### [TASK TO CARRY OUT]
Copy all the entries below exactly, but not the pictures.

### [RECORDS FOR THE EXERCISE]
--------

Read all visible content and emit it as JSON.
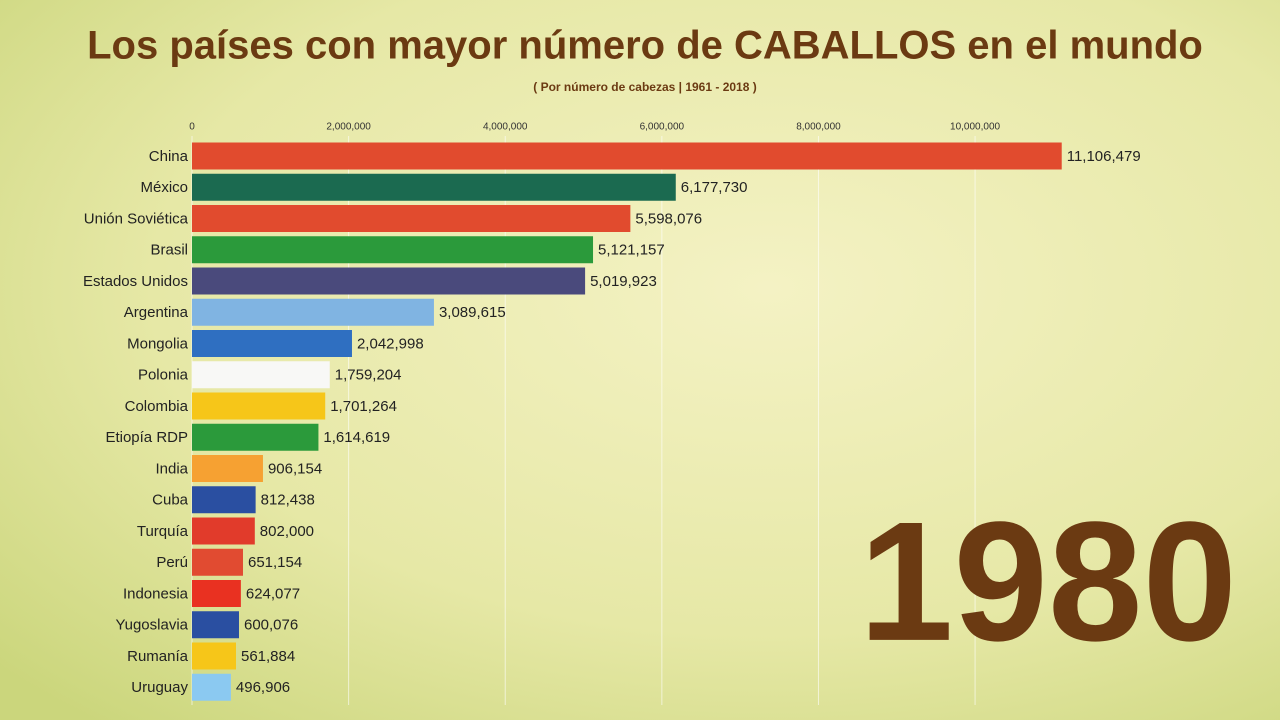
{
  "chart_data": {
    "type": "bar",
    "title": "Los países con mayor número de CABALLOS en el mundo",
    "subtitle": "( Por número de cabezas | 1961 - 2018 )",
    "annotation": "1980",
    "categories": [
      "China",
      "México",
      "Unión Soviética",
      "Brasil",
      "Estados Unidos",
      "Argentina",
      "Mongolia",
      "Polonia",
      "Colombia",
      "Etiopía RDP",
      "India",
      "Cuba",
      "Turquía",
      "Perú",
      "Indonesia",
      "Yugoslavia",
      "Rumanía",
      "Uruguay"
    ],
    "values": [
      11106479,
      6177730,
      5598076,
      5121157,
      5019923,
      3089615,
      2042998,
      1759204,
      1701264,
      1614619,
      906154,
      812438,
      802000,
      651154,
      624077,
      600076,
      561884,
      496906
    ],
    "value_labels": [
      "11,106,479",
      "6,177,730",
      "5,598,076",
      "5,121,157",
      "5,019,923",
      "3,089,615",
      "2,042,998",
      "1,759,204",
      "1,701,264",
      "1,614,619",
      "906,154",
      "812,438",
      "802,000",
      "651,154",
      "624,077",
      "600,076",
      "561,884",
      "496,906"
    ],
    "colors": [
      "#e14b2e",
      "#1b6a50",
      "#e14b2e",
      "#2b9a3b",
      "#4a4a7c",
      "#80b4e2",
      "#2f6fc1",
      "#f8f8f6",
      "#f6c619",
      "#2b9a3b",
      "#f6a132",
      "#2a4fa1",
      "#e13b2b",
      "#e14b31",
      "#e93121",
      "#2a4fa1",
      "#f6c619",
      "#8bc9f1"
    ],
    "xlim": [
      0,
      13000000
    ],
    "xticks": [
      0,
      {
        "value": 2000000,
        "label": "2,000,000"
      },
      {
        "value": 4000000,
        "label": "4,000,000"
      },
      {
        "value": 6000000,
        "label": "6,000,000"
      },
      {
        "value": 8000000,
        "label": "8,000,000"
      },
      {
        "value": 10000000,
        "label": "10,000,000"
      }
    ],
    "grid": true
  }
}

--------

### [ANSWER TO THIS TASK]
Read all visible content and emit it as JSON.
{
  "chart_data": {
    "type": "bar",
    "title": "Los países con mayor número de CABALLOS en el mundo",
    "subtitle": "( Por número de cabezas | 1961 - 2018 )",
    "annotation": "1980",
    "categories": [
      "China",
      "México",
      "Unión Soviética",
      "Brasil",
      "Estados Unidos",
      "Argentina",
      "Mongolia",
      "Polonia",
      "Colombia",
      "Etiopía RDP",
      "India",
      "Cuba",
      "Turquía",
      "Perú",
      "Indonesia",
      "Yugoslavia",
      "Rumanía",
      "Uruguay"
    ],
    "values": [
      11106479,
      6177730,
      5598076,
      5121157,
      5019923,
      3089615,
      2042998,
      1759204,
      1701264,
      1614619,
      906154,
      812438,
      802000,
      651154,
      624077,
      600076,
      561884,
      496906
    ],
    "value_labels": [
      "11,106,479",
      "6,177,730",
      "5,598,076",
      "5,121,157",
      "5,019,923",
      "3,089,615",
      "2,042,998",
      "1,759,204",
      "1,701,264",
      "1,614,619",
      "906,154",
      "812,438",
      "802,000",
      "651,154",
      "624,077",
      "600,076",
      "561,884",
      "496,906"
    ],
    "colors": [
      "#e14b2e",
      "#1b6a50",
      "#e14b2e",
      "#2b9a3b",
      "#4a4a7c",
      "#80b4e2",
      "#2f6fc1",
      "#f8f8f6",
      "#f6c619",
      "#2b9a3b",
      "#f6a132",
      "#2a4fa1",
      "#e13b2b",
      "#e14b31",
      "#e93121",
      "#2a4fa1",
      "#f6c619",
      "#8bc9f1"
    ],
    "xlim": [
      0,
      13000000
    ],
    "xticks": [
      0,
      {
        "value": 2000000,
        "label": "2,000,000"
      },
      {
        "value": 4000000,
        "label": "4,000,000"
      },
      {
        "value": 6000000,
        "label": "6,000,000"
      },
      {
        "value": 8000000,
        "label": "8,000,000"
      },
      {
        "value": 10000000,
        "label": "10,000,000"
      }
    ],
    "grid": true
  }
}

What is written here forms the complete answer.